▸ **Problem requirements**:
Copy all the material below, exactly as it stands.

-- -- --

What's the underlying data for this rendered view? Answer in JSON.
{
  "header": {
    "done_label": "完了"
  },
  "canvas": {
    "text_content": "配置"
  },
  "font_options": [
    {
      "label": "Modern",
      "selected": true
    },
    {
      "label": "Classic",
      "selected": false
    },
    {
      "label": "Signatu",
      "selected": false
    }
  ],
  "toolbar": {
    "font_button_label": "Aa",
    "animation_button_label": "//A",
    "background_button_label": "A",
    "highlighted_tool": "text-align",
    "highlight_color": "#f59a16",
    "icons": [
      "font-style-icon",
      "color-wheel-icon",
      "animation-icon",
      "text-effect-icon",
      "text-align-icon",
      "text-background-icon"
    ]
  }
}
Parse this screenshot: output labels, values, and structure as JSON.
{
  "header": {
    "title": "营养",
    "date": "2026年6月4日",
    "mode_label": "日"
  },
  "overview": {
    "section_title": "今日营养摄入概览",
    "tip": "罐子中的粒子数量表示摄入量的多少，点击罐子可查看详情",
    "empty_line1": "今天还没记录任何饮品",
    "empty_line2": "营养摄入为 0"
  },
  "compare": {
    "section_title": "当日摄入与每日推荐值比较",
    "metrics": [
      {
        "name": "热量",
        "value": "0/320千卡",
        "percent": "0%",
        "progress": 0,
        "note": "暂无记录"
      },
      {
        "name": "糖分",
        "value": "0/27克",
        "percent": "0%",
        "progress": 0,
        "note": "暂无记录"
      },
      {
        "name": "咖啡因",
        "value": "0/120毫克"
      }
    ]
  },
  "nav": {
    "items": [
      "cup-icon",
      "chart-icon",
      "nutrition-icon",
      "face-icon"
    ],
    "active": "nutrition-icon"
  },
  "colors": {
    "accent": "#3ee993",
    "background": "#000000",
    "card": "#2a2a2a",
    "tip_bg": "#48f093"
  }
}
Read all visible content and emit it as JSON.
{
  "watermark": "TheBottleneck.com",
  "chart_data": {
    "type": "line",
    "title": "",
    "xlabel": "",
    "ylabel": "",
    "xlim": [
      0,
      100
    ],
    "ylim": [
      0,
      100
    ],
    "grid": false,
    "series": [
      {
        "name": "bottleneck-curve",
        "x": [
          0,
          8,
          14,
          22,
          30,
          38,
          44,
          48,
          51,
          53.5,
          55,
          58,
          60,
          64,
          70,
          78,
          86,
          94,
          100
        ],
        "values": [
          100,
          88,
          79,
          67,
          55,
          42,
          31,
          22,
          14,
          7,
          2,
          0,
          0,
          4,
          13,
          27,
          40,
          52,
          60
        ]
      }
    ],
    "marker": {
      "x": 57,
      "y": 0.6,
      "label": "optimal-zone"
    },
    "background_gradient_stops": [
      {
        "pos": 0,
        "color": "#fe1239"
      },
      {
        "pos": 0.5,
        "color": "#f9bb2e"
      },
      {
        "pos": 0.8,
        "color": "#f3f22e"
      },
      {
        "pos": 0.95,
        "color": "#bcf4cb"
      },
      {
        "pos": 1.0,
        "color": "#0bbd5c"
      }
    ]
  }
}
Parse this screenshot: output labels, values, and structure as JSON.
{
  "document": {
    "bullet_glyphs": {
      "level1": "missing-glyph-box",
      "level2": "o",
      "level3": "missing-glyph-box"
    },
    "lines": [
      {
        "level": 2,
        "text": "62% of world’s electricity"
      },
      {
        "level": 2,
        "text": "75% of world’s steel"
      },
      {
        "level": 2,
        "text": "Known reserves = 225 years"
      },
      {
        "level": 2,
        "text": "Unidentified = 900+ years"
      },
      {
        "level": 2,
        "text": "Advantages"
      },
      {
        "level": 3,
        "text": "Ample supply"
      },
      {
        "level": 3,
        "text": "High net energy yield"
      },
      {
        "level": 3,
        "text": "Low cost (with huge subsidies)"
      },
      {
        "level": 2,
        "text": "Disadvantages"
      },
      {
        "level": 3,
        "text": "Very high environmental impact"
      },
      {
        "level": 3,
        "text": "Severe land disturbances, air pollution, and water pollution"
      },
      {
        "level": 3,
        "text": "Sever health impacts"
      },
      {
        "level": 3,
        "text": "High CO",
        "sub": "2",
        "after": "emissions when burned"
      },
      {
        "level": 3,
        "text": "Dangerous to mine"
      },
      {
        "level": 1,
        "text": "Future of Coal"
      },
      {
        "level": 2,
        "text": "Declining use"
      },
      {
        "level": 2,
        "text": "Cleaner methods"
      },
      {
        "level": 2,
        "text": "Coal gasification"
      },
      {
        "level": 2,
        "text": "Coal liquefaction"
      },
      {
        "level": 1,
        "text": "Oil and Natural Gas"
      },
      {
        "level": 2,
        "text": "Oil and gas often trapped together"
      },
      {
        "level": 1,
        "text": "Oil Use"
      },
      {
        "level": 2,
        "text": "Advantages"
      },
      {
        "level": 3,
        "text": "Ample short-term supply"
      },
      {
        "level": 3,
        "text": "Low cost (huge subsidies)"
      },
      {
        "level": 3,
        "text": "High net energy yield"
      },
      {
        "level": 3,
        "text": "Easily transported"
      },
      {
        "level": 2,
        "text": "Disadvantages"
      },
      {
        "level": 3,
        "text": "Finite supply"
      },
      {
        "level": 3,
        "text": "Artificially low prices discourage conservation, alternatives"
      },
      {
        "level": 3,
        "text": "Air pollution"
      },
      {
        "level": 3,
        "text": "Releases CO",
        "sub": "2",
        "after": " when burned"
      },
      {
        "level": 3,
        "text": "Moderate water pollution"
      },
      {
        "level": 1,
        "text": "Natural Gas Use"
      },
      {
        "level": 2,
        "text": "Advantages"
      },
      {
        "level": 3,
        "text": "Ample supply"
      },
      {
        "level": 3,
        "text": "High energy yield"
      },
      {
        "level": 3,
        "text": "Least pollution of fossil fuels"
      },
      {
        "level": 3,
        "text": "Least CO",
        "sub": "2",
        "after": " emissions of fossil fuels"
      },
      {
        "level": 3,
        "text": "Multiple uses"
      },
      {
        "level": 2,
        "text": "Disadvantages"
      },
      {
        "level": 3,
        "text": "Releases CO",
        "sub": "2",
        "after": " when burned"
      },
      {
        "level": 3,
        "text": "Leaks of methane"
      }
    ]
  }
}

-- -- --

▸ **Result of this task**:
What's the underlying data for this rendered view? Answer in JSON.
{
  "header": {
    "done_label": "完了"
  },
  "canvas": {
    "text_content": "配置"
  },
  "font_options": [
    {
      "label": "Modern",
      "selected": true
    },
    {
      "label": "Classic",
      "selected": false
    },
    {
      "label": "Signatu",
      "selected": false
    }
  ],
  "toolbar": {
    "font_button_label": "Aa",
    "animation_button_label": "//A",
    "background_button_label": "A",
    "highlighted_tool": "text-align",
    "highlight_color": "#f59a16",
    "icons": [
      "font-style-icon",
      "color-wheel-icon",
      "animation-icon",
      "text-effect-icon",
      "text-align-icon",
      "text-background-icon"
    ]
  }
}
Parse this screenshot: output labels, values, and structure as JSON.
{
  "header": {
    "title": "营养",
    "date": "2026年6月4日",
    "mode_label": "日"
  },
  "overview": {
    "section_title": "今日营养摄入概览",
    "tip": "罐子中的粒子数量表示摄入量的多少，点击罐子可查看详情",
    "empty_line1": "今天还没记录任何饮品",
    "empty_line2": "营养摄入为 0"
  },
  "compare": {
    "section_title": "当日摄入与每日推荐值比较",
    "metrics": [
      {
        "name": "热量",
        "value": "0/320千卡",
        "percent": "0%",
        "progress": 0,
        "note": "暂无记录"
      },
      {
        "name": "糖分",
        "value": "0/27克",
        "percent": "0%",
        "progress": 0,
        "note": "暂无记录"
      },
      {
        "name": "咖啡因",
        "value": "0/120毫克"
      }
    ]
  },
  "nav": {
    "items": [
      "cup-icon",
      "chart-icon",
      "nutrition-icon",
      "face-icon"
    ],
    "active": "nutrition-icon"
  },
  "colors": {
    "accent": "#3ee993",
    "background": "#000000",
    "card": "#2a2a2a",
    "tip_bg": "#48f093"
  }
}
Read all visible content and emit it as JSON.
{
  "watermark": "TheBottleneck.com",
  "chart_data": {
    "type": "line",
    "title": "",
    "xlabel": "",
    "ylabel": "",
    "xlim": [
      0,
      100
    ],
    "ylim": [
      0,
      100
    ],
    "grid": false,
    "series": [
      {
        "name": "bottleneck-curve",
        "x": [
          0,
          8,
          14,
          22,
          30,
          38,
          44,
          48,
          51,
          53.5,
          55,
          58,
          60,
          64,
          70,
          78,
          86,
          94,
          100
        ],
        "values": [
          100,
          88,
          79,
          67,
          55,
          42,
          31,
          22,
          14,
          7,
          2,
          0,
          0,
          4,
          13,
          27,
          40,
          52,
          60
        ]
      }
    ],
    "marker": {
      "x": 57,
      "y": 0.6,
      "label": "optimal-zone"
    },
    "background_gradient_stops": [
      {
        "pos": 0,
        "color": "#fe1239"
      },
      {
        "pos": 0.5,
        "color": "#f9bb2e"
      },
      {
        "pos": 0.8,
        "color": "#f3f22e"
      },
      {
        "pos": 0.95,
        "color": "#bcf4cb"
      },
      {
        "pos": 1.0,
        "color": "#0bbd5c"
      }
    ]
  }
}
Parse this screenshot: output labels, values, and structure as JSON.
{
  "document": {
    "bullet_glyphs": {
      "level1": "missing-glyph-box",
      "level2": "o",
      "level3": "missing-glyph-box"
    },
    "lines": [
      {
        "level": 2,
        "text": "62% of world’s electricity"
      },
      {
        "level": 2,
        "text": "75% of world’s steel"
      },
      {
        "level": 2,
        "text": "Known reserves = 225 years"
      },
      {
        "level": 2,
        "text": "Unidentified = 900+ years"
      },
      {
        "level": 2,
        "text": "Advantages"
      },
      {
        "level": 3,
        "text": "Ample supply"
      },
      {
        "level": 3,
        "text": "High net energy yield"
      },
      {
        "level": 3,
        "text": "Low cost (with huge subsidies)"
      },
      {
        "level": 2,
        "text": "Disadvantages"
      },
      {
        "level": 3,
        "text": "Very high environmental impact"
      },
      {
        "level": 3,
        "text": "Severe land disturbances, air pollution, and water pollution"
      },
      {
        "level": 3,
        "text": "Sever health impacts"
      },
      {
        "level": 3,
        "text": "High CO",
        "sub": "2",
        "after": "emissions when burned"
      },
      {
        "level": 3,
        "text": "Dangerous to mine"
      },
      {
        "level": 1,
        "text": "Future of Coal"
      },
      {
        "level": 2,
        "text": "Declining use"
      },
      {
        "level": 2,
        "text": "Cleaner methods"
      },
      {
        "level": 2,
        "text": "Coal gasification"
      },
      {
        "level": 2,
        "text": "Coal liquefaction"
      },
      {
        "level": 1,
        "text": "Oil and Natural Gas"
      },
      {
        "level": 2,
        "text": "Oil and gas often trapped together"
      },
      {
        "level": 1,
        "text": "Oil Use"
      },
      {
        "level": 2,
        "text": "Advantages"
      },
      {
        "level": 3,
        "text": "Ample short-term supply"
      },
      {
        "level": 3,
        "text": "Low cost (huge subsidies)"
      },
      {
        "level": 3,
        "text": "High net energy yield"
      },
      {
        "level": 3,
        "text": "Easily transported"
      },
      {
        "level": 2,
        "text": "Disadvantages"
      },
      {
        "level": 3,
        "text": "Finite supply"
      },
      {
        "level": 3,
        "text": "Artificially low prices discourage conservation, alternatives"
      },
      {
        "level": 3,
        "text": "Air pollution"
      },
      {
        "level": 3,
        "text": "Releases CO",
        "sub": "2",
        "after": " when burned"
      },
      {
        "level": 3,
        "text": "Moderate water pollution"
      },
      {
        "level": 1,
        "text": "Natural Gas Use"
      },
      {
        "level": 2,
        "text": "Advantages"
      },
      {
        "level": 3,
        "text": "Ample supply"
      },
      {
        "level": 3,
        "text": "High energy yield"
      },
      {
        "level": 3,
        "text": "Least pollution of fossil fuels"
      },
      {
        "level": 3,
        "text": "Least CO",
        "sub": "2",
        "after": " emissions of fossil fuels"
      },
      {
        "level": 3,
        "text": "Multiple uses"
      },
      {
        "level": 2,
        "text": "Disadvantages"
      },
      {
        "level": 3,
        "text": "Releases CO",
        "sub": "2",
        "after": " when burned"
      },
      {
        "level": 3,
        "text": "Leaks of methane"
      }
    ]
  }
}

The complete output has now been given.